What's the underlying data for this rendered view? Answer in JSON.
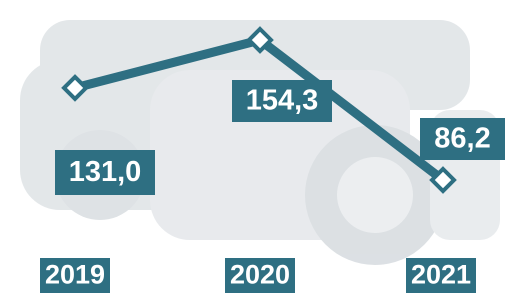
{
  "chart_data": {
    "type": "line",
    "categories": [
      "2019",
      "2020",
      "2021"
    ],
    "values": [
      131.0,
      154.3,
      86.2
    ],
    "value_labels": [
      "131,0",
      "154,3",
      "86,2"
    ],
    "color": "#2e6f82"
  }
}
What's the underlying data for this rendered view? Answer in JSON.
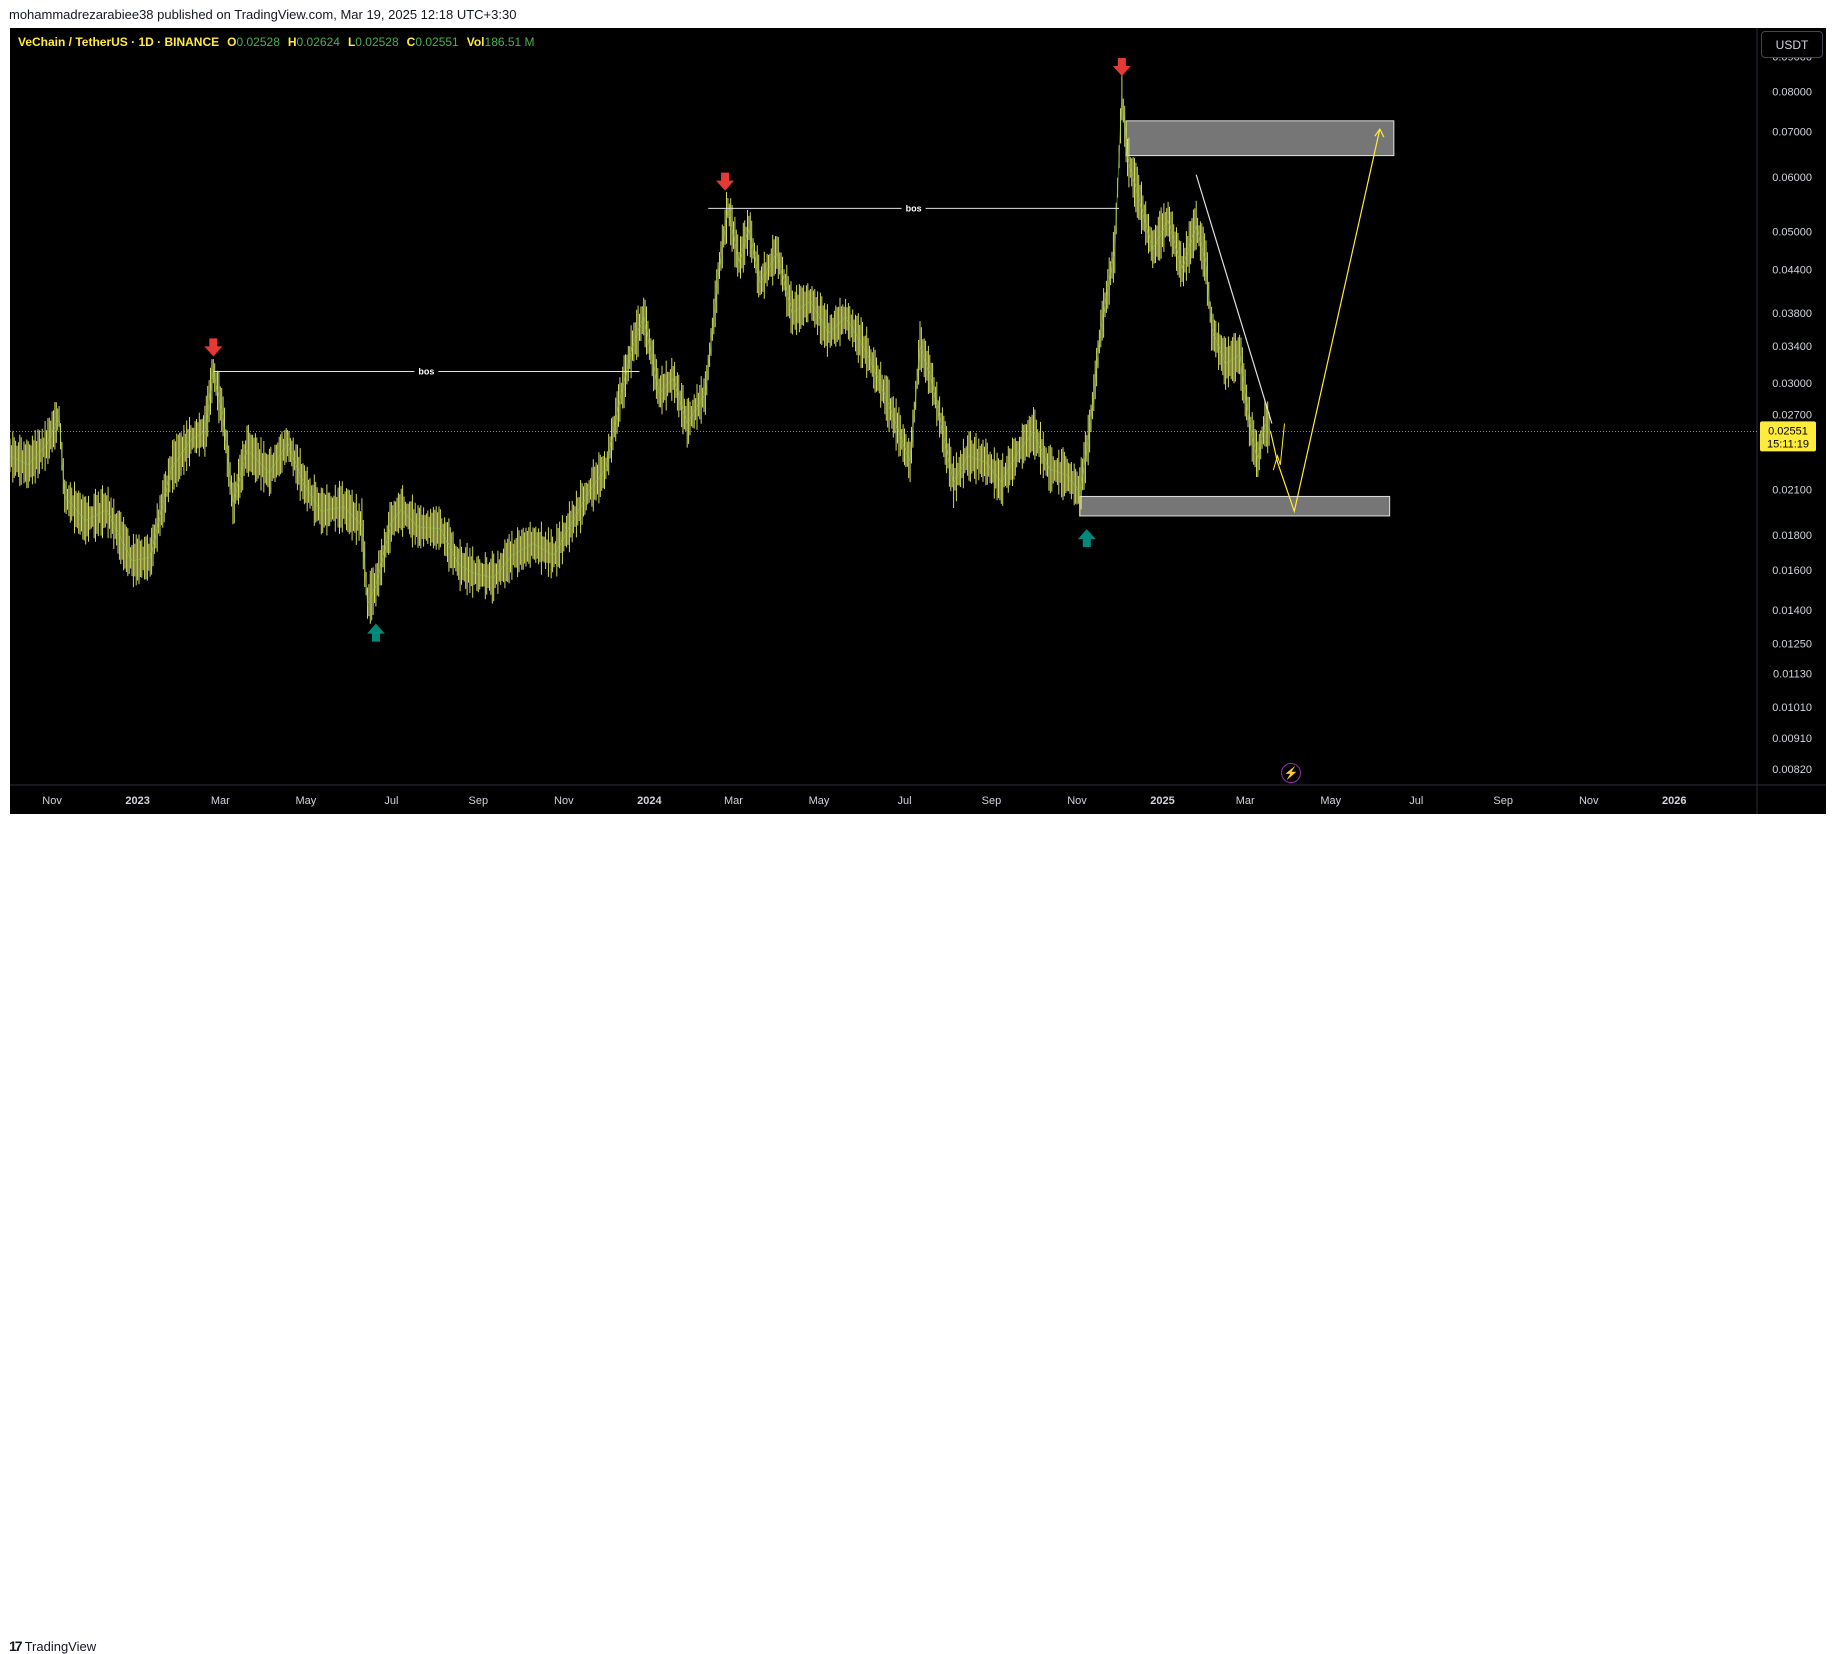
{
  "header": {
    "published_text": "mohammadrezarabiee38 published on TradingView.com, Mar 19, 2025 12:18 UTC+3:30"
  },
  "legend": {
    "symbol": "VeChain / TetherUS · 1D · BINANCE",
    "o_label": "O",
    "o_value": "0.02528",
    "h_label": "H",
    "h_value": "0.02624",
    "l_label": "L",
    "l_value": "0.02528",
    "c_label": "C",
    "c_value": "0.02551",
    "vol_label": "Vol",
    "vol_value": "186.51 M"
  },
  "currency_button": "USDT",
  "footer": {
    "logo_text": "TradingView",
    "logo_mark": "17"
  },
  "colors": {
    "background": "#000000",
    "price_line": "#e6ee6a",
    "price_line_green": "#8bc34a",
    "arrow_down": "#e53935",
    "arrow_up": "#00897b",
    "label_bg": "#ffeb3b",
    "zone_fill": "#9e9e9e",
    "projection": "#ffeb3b"
  },
  "chart_data": {
    "type": "line",
    "title": "",
    "xlabel": "",
    "ylabel": "",
    "scale": "log",
    "x_ticks": [
      "Nov",
      "2023",
      "Mar",
      "May",
      "Jul",
      "Sep",
      "Nov",
      "2024",
      "Mar",
      "May",
      "Jul",
      "Sep",
      "Nov",
      "2025",
      "Mar",
      "May",
      "Jul",
      "Sep",
      "Nov",
      "2026"
    ],
    "x_tick_dates": [
      "2022-11-01",
      "2023-01-01",
      "2023-03-01",
      "2023-05-01",
      "2023-07-01",
      "2023-09-01",
      "2023-11-01",
      "2024-01-01",
      "2024-03-01",
      "2024-05-01",
      "2024-07-01",
      "2024-09-01",
      "2024-11-01",
      "2025-01-01",
      "2025-03-01",
      "2025-05-01",
      "2025-07-01",
      "2025-09-01",
      "2025-11-01",
      "2026-01-01"
    ],
    "y_ticks": [
      "0.09000",
      "0.08000",
      "0.07000",
      "0.06000",
      "0.05000",
      "0.04400",
      "0.03800",
      "0.03400",
      "0.03000",
      "0.02700",
      "0.02100",
      "0.01800",
      "0.01600",
      "0.01400",
      "0.01250",
      "0.01130",
      "0.01010",
      "0.00910",
      "0.00820"
    ],
    "ylim": [
      0.0079,
      0.092
    ],
    "current_price": "0.02551",
    "countdown": "15:11:19",
    "series": [
      {
        "points": [
          [
            "2022-10-02",
            0.0235
          ],
          [
            "2022-10-15",
            0.0228
          ],
          [
            "2022-10-28",
            0.0244
          ],
          [
            "2022-11-06",
            0.0268
          ],
          [
            "2022-11-10",
            0.0205
          ],
          [
            "2022-11-25",
            0.0189
          ],
          [
            "2022-12-10",
            0.0196
          ],
          [
            "2022-12-28",
            0.0165
          ],
          [
            "2023-01-10",
            0.0167
          ],
          [
            "2023-01-25",
            0.0225
          ],
          [
            "2023-02-08",
            0.0248
          ],
          [
            "2023-02-18",
            0.0255
          ],
          [
            "2023-02-24",
            0.0312
          ],
          [
            "2023-03-03",
            0.0268
          ],
          [
            "2023-03-10",
            0.02
          ],
          [
            "2023-03-20",
            0.024
          ],
          [
            "2023-04-05",
            0.0222
          ],
          [
            "2023-04-18",
            0.0245
          ],
          [
            "2023-04-30",
            0.0213
          ],
          [
            "2023-05-12",
            0.0195
          ],
          [
            "2023-05-28",
            0.0198
          ],
          [
            "2023-06-10",
            0.0186
          ],
          [
            "2023-06-14",
            0.0143
          ],
          [
            "2023-06-20",
            0.0152
          ],
          [
            "2023-07-01",
            0.0188
          ],
          [
            "2023-07-08",
            0.0196
          ],
          [
            "2023-07-20",
            0.0185
          ],
          [
            "2023-08-05",
            0.0184
          ],
          [
            "2023-08-18",
            0.0163
          ],
          [
            "2023-08-30",
            0.0158
          ],
          [
            "2023-09-12",
            0.0156
          ],
          [
            "2023-09-25",
            0.0168
          ],
          [
            "2023-10-10",
            0.0175
          ],
          [
            "2023-10-25",
            0.0168
          ],
          [
            "2023-11-05",
            0.0185
          ],
          [
            "2023-11-20",
            0.021
          ],
          [
            "2023-12-01",
            0.0225
          ],
          [
            "2023-12-10",
            0.0278
          ],
          [
            "2023-12-20",
            0.034
          ],
          [
            "2023-12-28",
            0.0375
          ],
          [
            "2024-01-08",
            0.029
          ],
          [
            "2024-01-18",
            0.0305
          ],
          [
            "2024-01-28",
            0.0262
          ],
          [
            "2024-02-10",
            0.029
          ],
          [
            "2024-02-20",
            0.0445
          ],
          [
            "2024-02-26",
            0.054
          ],
          [
            "2024-03-05",
            0.045
          ],
          [
            "2024-03-12",
            0.0505
          ],
          [
            "2024-03-20",
            0.042
          ],
          [
            "2024-04-01",
            0.0465
          ],
          [
            "2024-04-12",
            0.038
          ],
          [
            "2024-04-25",
            0.0395
          ],
          [
            "2024-05-08",
            0.0355
          ],
          [
            "2024-05-20",
            0.0375
          ],
          [
            "2024-06-05",
            0.033
          ],
          [
            "2024-06-18",
            0.0285
          ],
          [
            "2024-07-05",
            0.023
          ],
          [
            "2024-07-12",
            0.034
          ],
          [
            "2024-07-20",
            0.0305
          ],
          [
            "2024-08-05",
            0.0215
          ],
          [
            "2024-08-15",
            0.0235
          ],
          [
            "2024-08-28",
            0.023
          ],
          [
            "2024-09-08",
            0.0215
          ],
          [
            "2024-09-20",
            0.0238
          ],
          [
            "2024-10-01",
            0.0255
          ],
          [
            "2024-10-12",
            0.0225
          ],
          [
            "2024-10-25",
            0.022
          ],
          [
            "2024-11-03",
            0.0208
          ],
          [
            "2024-11-10",
            0.0255
          ],
          [
            "2024-11-18",
            0.036
          ],
          [
            "2024-11-28",
            0.047
          ],
          [
            "2024-12-03",
            0.079
          ],
          [
            "2024-12-07",
            0.064
          ],
          [
            "2024-12-15",
            0.056
          ],
          [
            "2024-12-25",
            0.047
          ],
          [
            "2025-01-05",
            0.052
          ],
          [
            "2025-01-15",
            0.044
          ],
          [
            "2025-01-25",
            0.051
          ],
          [
            "2025-02-01",
            0.045
          ],
          [
            "2025-02-05",
            0.036
          ],
          [
            "2025-02-15",
            0.032
          ],
          [
            "2025-02-25",
            0.033
          ],
          [
            "2025-03-05",
            0.0255
          ],
          [
            "2025-03-10",
            0.0232
          ],
          [
            "2025-03-15",
            0.0262
          ],
          [
            "2025-03-19",
            0.02551
          ]
        ]
      }
    ],
    "annotations": {
      "bos_label": "bos",
      "bos_lines": [
        {
          "x_start": "2023-02-24",
          "x_end": "2023-12-25",
          "y": 0.0312
        },
        {
          "x_start": "2024-02-12",
          "x_end": "2024-12-01",
          "y": 0.054
        }
      ],
      "arrows_down": [
        {
          "x": "2023-02-24",
          "y": 0.0335
        },
        {
          "x": "2024-02-24",
          "y": 0.0585
        },
        {
          "x": "2024-12-03",
          "y": 0.086
        }
      ],
      "arrows_up": [
        {
          "x": "2023-06-20",
          "y": 0.0131
        },
        {
          "x": "2024-11-08",
          "y": 0.018
        }
      ],
      "zones": [
        {
          "x_start": "2024-12-06",
          "x_end": "2025-06-15",
          "y_low": 0.0645,
          "y_high": 0.0725
        },
        {
          "x_start": "2024-11-03",
          "x_end": "2025-06-12",
          "y_low": 0.0192,
          "y_high": 0.0205
        }
      ],
      "trendline": [
        [
          "2025-01-25",
          0.0605
        ],
        [
          "2025-03-20",
          0.0262
        ]
      ],
      "projection": [
        [
          "2025-03-19",
          0.02551
        ],
        [
          "2025-03-24",
          0.023
        ],
        [
          "2025-04-05",
          0.0195
        ],
        [
          "2025-06-05",
          0.0705
        ]
      ],
      "projection_small": [
        [
          "2025-03-21",
          0.0224
        ],
        [
          "2025-03-24",
          0.0235
        ],
        [
          "2025-03-26",
          0.0228
        ],
        [
          "2025-03-29",
          0.0262
        ]
      ]
    }
  }
}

════════════════════

- _Exercise instructions_
Report how many lines hold the string "TradingView", giving the number and nothing else.

- _Output for this exercise_
2